*** EXCERPTED TEXT ***
    The 19 kilometer Weaubleau structure is virtually hidden from ground view,
but it shows up in radar from orbit very nicely. Here's a radar map of
Weaubleau at:
<http://geosciences.smsu.edu/faculty/Evans/impacts.htm>
    Eight hits in a row. Shades of Shoemaker-Levy!
    So, we in the Mid-West have more craters than you guys in Arizona, but your
one is a lot prettier than our eight...

Sterling K. Webb
--------------------------------------
Ron Baalke wrote:

> http://springfield.news-leader.com/news/today/20050522-Scientistsexcit.html
>
> Scientists excited about potential site of meteorite
> By Mike Penprase
> News-Leader.com
> May 22, 2005
>
> The crash millions of years ago of what could have been a 900-foot-wide
> meteorite in St. Clair County could provide lessons for today if a small
> meteorite evading current detection methods hits Earth, an Austrian
> scientist told colleagues at a meeting Saturday at SMS.
>
> "It's not a question if it will happen again, it's a question of when it
> happens again," University of Vienna researcher Christian Koeberl said
> after a group of researchers who study meteorite impacts described
> research from South America and Africa to near the Arctic Ocean.
>
> Koeberl, who talked about a multinational research effort at the
> Bosumtwi Impact Crater in Ghana, said he's looking forward to possibly
> working with Southwest Missouri State University geology professor Kevin
> Evans and other university researchers on what's now called the
> Weaubleau-Osceola Structure.
*** End of EXCERPTED TEXT ***
QUESTIONS =>
a) According to the Weaubleau text, how wide is the Weaubleau structure?
b) Switch "Arizona" to "Nevada" in the Weaubleau text between "The 19 kilometer" and "than our eight...", inclusive, and write out that passage.
c) Pick up the Weaubleau text after its final sentence and continue it.
*** LISTED RECORDS ***
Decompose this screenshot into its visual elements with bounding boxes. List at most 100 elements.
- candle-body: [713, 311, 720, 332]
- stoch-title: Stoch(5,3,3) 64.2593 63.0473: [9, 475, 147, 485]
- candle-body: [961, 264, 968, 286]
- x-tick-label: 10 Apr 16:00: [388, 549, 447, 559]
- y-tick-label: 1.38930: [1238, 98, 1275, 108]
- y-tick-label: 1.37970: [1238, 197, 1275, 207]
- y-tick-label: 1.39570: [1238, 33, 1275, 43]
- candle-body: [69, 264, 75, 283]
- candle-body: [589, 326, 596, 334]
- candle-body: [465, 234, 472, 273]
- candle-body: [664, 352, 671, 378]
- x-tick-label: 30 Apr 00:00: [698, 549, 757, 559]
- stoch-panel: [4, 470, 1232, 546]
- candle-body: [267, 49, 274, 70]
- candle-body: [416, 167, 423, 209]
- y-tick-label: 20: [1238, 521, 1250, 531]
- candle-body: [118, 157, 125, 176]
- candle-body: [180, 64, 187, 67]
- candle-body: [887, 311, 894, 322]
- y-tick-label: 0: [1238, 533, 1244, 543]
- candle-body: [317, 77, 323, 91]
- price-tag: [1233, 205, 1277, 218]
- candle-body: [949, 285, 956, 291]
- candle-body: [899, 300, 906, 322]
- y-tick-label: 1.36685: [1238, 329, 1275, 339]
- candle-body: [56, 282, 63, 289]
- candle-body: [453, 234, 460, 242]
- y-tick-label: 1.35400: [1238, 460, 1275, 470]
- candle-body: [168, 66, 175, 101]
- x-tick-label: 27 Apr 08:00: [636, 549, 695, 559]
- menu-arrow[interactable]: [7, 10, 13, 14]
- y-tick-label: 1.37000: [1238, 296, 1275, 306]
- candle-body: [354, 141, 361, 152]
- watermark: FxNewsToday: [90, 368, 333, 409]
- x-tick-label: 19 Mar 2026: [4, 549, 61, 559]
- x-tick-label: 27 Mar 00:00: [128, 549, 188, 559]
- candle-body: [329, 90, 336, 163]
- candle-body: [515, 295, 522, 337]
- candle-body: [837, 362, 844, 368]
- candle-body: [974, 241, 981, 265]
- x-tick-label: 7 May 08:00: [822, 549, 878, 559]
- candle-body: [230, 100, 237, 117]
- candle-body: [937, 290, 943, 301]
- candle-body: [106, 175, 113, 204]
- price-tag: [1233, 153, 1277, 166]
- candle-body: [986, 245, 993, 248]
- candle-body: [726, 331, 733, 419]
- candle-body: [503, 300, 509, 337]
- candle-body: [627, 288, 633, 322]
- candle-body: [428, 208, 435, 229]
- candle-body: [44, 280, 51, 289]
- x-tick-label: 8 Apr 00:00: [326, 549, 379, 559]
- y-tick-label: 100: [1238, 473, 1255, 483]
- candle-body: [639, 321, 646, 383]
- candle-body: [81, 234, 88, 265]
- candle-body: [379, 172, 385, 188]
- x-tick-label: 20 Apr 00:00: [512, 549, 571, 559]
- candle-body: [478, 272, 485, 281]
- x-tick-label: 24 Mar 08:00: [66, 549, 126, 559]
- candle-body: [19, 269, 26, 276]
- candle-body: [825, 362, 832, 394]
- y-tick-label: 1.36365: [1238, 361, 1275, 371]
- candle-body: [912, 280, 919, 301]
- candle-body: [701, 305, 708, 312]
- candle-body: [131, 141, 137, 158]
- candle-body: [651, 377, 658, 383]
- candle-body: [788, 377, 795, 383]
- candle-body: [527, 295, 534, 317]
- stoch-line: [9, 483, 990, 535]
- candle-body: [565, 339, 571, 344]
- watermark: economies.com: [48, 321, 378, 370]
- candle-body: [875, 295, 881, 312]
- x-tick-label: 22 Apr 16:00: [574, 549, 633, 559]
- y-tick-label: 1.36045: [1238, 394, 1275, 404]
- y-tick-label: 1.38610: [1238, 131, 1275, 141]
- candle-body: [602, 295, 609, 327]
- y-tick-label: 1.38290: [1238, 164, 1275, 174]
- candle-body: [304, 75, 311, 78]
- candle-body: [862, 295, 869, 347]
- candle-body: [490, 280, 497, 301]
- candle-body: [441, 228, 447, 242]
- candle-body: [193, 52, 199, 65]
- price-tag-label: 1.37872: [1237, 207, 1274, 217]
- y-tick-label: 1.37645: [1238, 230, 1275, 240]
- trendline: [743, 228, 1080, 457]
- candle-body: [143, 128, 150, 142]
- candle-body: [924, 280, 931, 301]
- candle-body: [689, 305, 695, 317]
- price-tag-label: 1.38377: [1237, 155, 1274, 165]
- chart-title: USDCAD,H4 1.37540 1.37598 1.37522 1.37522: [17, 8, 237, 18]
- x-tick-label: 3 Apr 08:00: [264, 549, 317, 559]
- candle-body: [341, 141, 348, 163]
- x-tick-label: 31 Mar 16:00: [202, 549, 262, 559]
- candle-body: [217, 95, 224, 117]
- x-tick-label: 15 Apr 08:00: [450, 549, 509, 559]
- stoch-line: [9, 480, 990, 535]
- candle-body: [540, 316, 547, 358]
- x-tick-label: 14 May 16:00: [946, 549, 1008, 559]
*** End of LISTED RECORDS ***
ANSWER LIST =>
a) 19 kilometers

b)
The 19 kilometer Weaubleau structure is virtually hidden from ground view,
but it shows up in radar from orbit very nicely. Here's a radar map of
Weaubleau at:
<http://geosciences.smsu.edu/faculty/Evans/impacts.htm>
    Eight hits in a row. Shades of Shoemaker-Levy!
    So, we in the Mid-West have more craters than you guys in Nevada, but your
one is a lot prettier than our eight...

c)
>
> Koeberl doesn't predict when meteors might become meteorites and strike
> the Earth; he describes what happens when they hit, he said Saturday
> before members of the Society for Sedimentary Geology. They were
> attending a research conference at SMS and will today move from their
> lecture room to climbing around shattered rocks in an area along
> Missouri 13 between Osceola and Weaubleau.
>
> If a meteorite created the structure, it hit some 300 million years ago
> when mid-Missouri was part of an ancient Jurassic Age sea. The strike
> obliterated plant-like crinoids, Koeberl said.
>
> A similar event today would be cataclysmic, he said.
>
> "Today, if something like this would happen, you'd have a kill zone of
> 50 to 100 kilometers," he said, an area equivalent to 31 to 62 miles
> around the impact site.
>
> U.S. Geological Survey scientist Jean Self-Trail of Virginia said she's
> looking forward to today's field trip.
>
> "The evidence looks fairly compelling to me," said the scientist working
> on studying an impact site in Chesapeake Bay. The Missouri site is one
> of several some scientists say run in a line from Kansas to Indiana.
>
> Whether impact can be added to the Weaubleau-Osceola Structure or not
> depends on more intensive research, Evans said.
>
> But Evans is confident a theory will become accepted fact.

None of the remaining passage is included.